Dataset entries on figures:
>> start
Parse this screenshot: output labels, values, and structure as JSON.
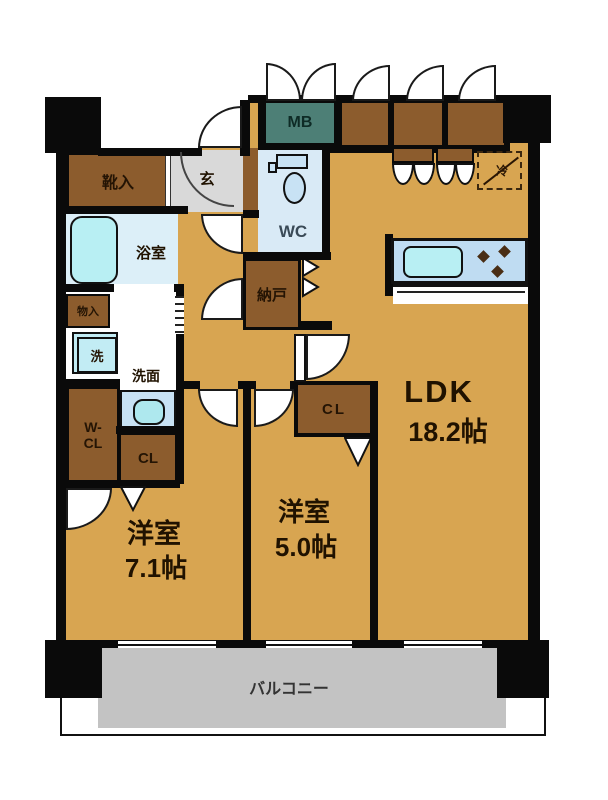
{
  "plan": {
    "ldk": {
      "name": "LDK",
      "size": "18.2帖"
    },
    "bedroom_main": {
      "name": "洋室",
      "size": "7.1帖"
    },
    "bedroom_second": {
      "name": "洋室",
      "size": "5.0帖"
    },
    "balcony": {
      "name": "バルコニー"
    },
    "entrance": {
      "name": "玄"
    },
    "bathroom": {
      "name": "浴室"
    },
    "washroom": {
      "name": "洗面"
    },
    "toilet": {
      "name": "WC"
    },
    "storage_room": {
      "name": "納戸"
    },
    "meter_box": {
      "name": "MB"
    },
    "shoe_cabinet": {
      "name": "靴入"
    },
    "small_storage": {
      "name": "物入"
    },
    "washer": {
      "name": "洗"
    },
    "walk_in_closet": {
      "name": "W-\nCL"
    },
    "closet_main": {
      "name": "CL"
    },
    "closet_second": {
      "name": "CL"
    },
    "refrigerator": {
      "name": "冷"
    }
  },
  "colors": {
    "floor": "#D8A551",
    "cabinet_brown": "#8C5C2D",
    "meter_box_teal": "#4D7F76",
    "water_blue": "#DCEFF8",
    "bathtub_cyan": "#B8EFF3",
    "entrance_gray": "#D9D9D9",
    "balcony_gray": "#C3C3C3",
    "wall_black": "#0A0A0A"
  }
}
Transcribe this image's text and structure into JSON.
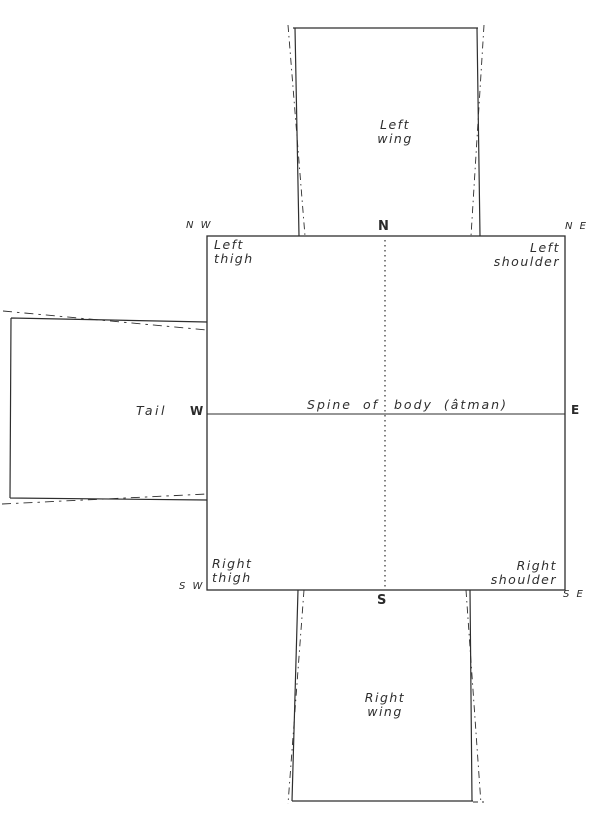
{
  "figure": {
    "background_color": "#ffffff",
    "ink_color": "#2e2e2e",
    "parts": {
      "left_wing": {
        "line1": "Left",
        "line2": "wing"
      },
      "right_wing": {
        "line1": "Right",
        "line2": "wing"
      },
      "tail": "Tail",
      "left_thigh": {
        "line1": "Left",
        "line2": "thigh"
      },
      "left_shoulder": {
        "line1": "Left",
        "line2": "shoulder"
      },
      "right_thigh": {
        "line1": "Right",
        "line2": "thigh"
      },
      "right_shoulder": {
        "line1": "Right",
        "line2": "shoulder"
      },
      "spine_left": "Spine of",
      "spine_right": "body (âtman)"
    },
    "compass": {
      "nw": "N W",
      "n": "N",
      "ne": "N E",
      "w": "W",
      "e": "E",
      "sw": "S W",
      "s": "S",
      "se": "S E"
    }
  }
}
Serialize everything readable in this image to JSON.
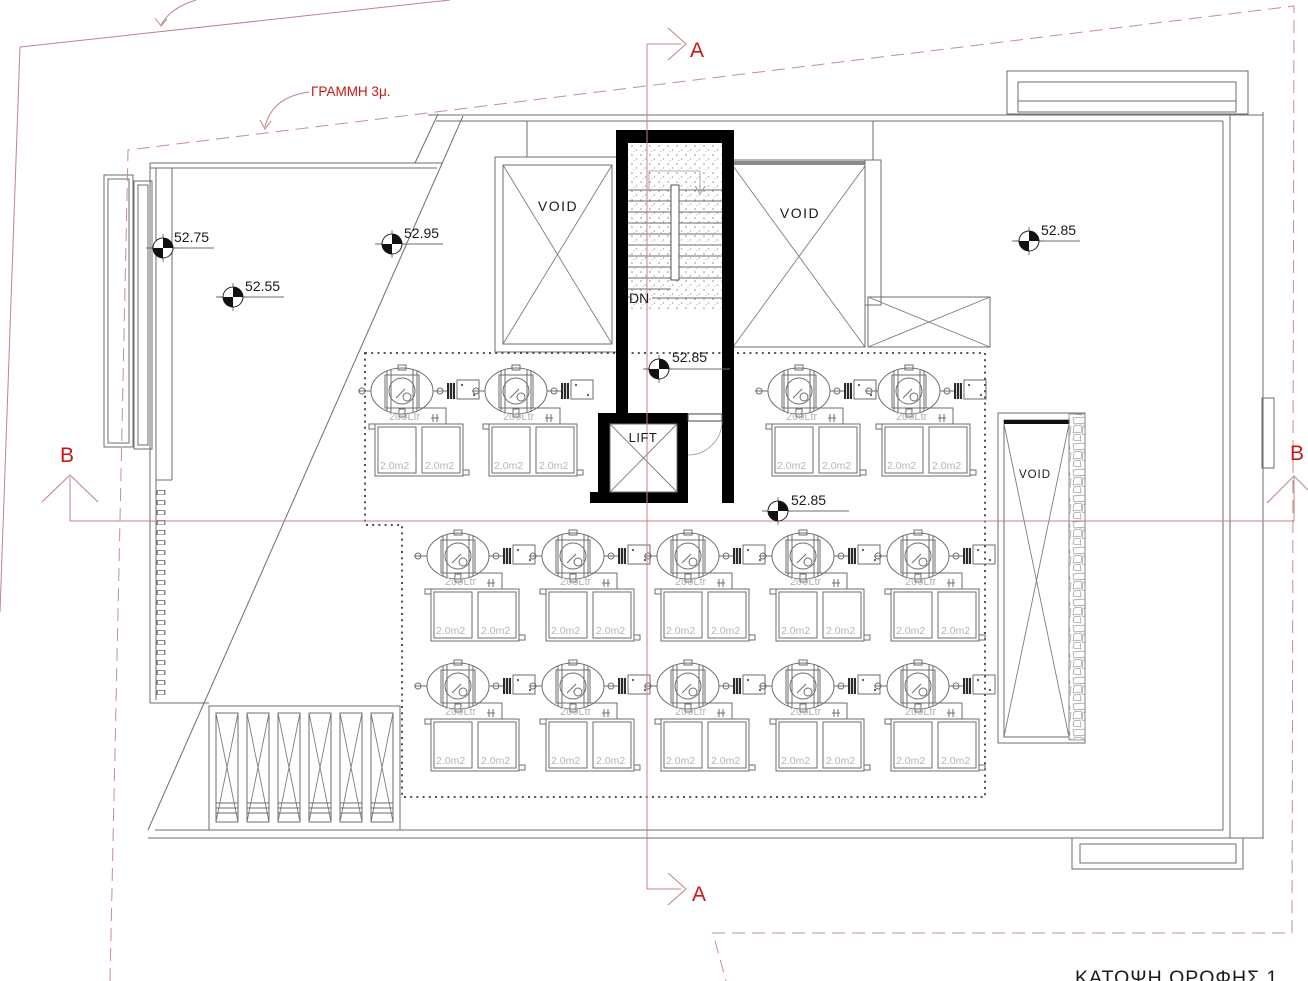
{
  "title": "ΚΑΤΟΨΗ ΟΡΟΦΗΣ 1",
  "annotations": {
    "setback_label": "ΓΡΑΜΜΗ 3μ.",
    "section_a": "A",
    "section_b": "B"
  },
  "labels": {
    "void_label": "VOID",
    "lift_label": "LIFT",
    "down_label": "DN"
  },
  "solar_unit": {
    "tank_label": "200Ltr",
    "panel_label": "2.0m2"
  },
  "elevations": [
    {
      "value": "52.75"
    },
    {
      "value": "52.55"
    },
    {
      "value": "52.95"
    },
    {
      "value": "52.85"
    },
    {
      "value": "52.85"
    },
    {
      "value": "52.85"
    }
  ],
  "colors": {
    "marker_red": "#cc1616",
    "section_line_red": "#c08484",
    "drawing_ink": "#6e6e6e",
    "light_label": "#b5b5b5"
  }
}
>> end
**Exercise directions:** How many of these lines contain "structure"? Write only the number.

**Exercise solution:** 2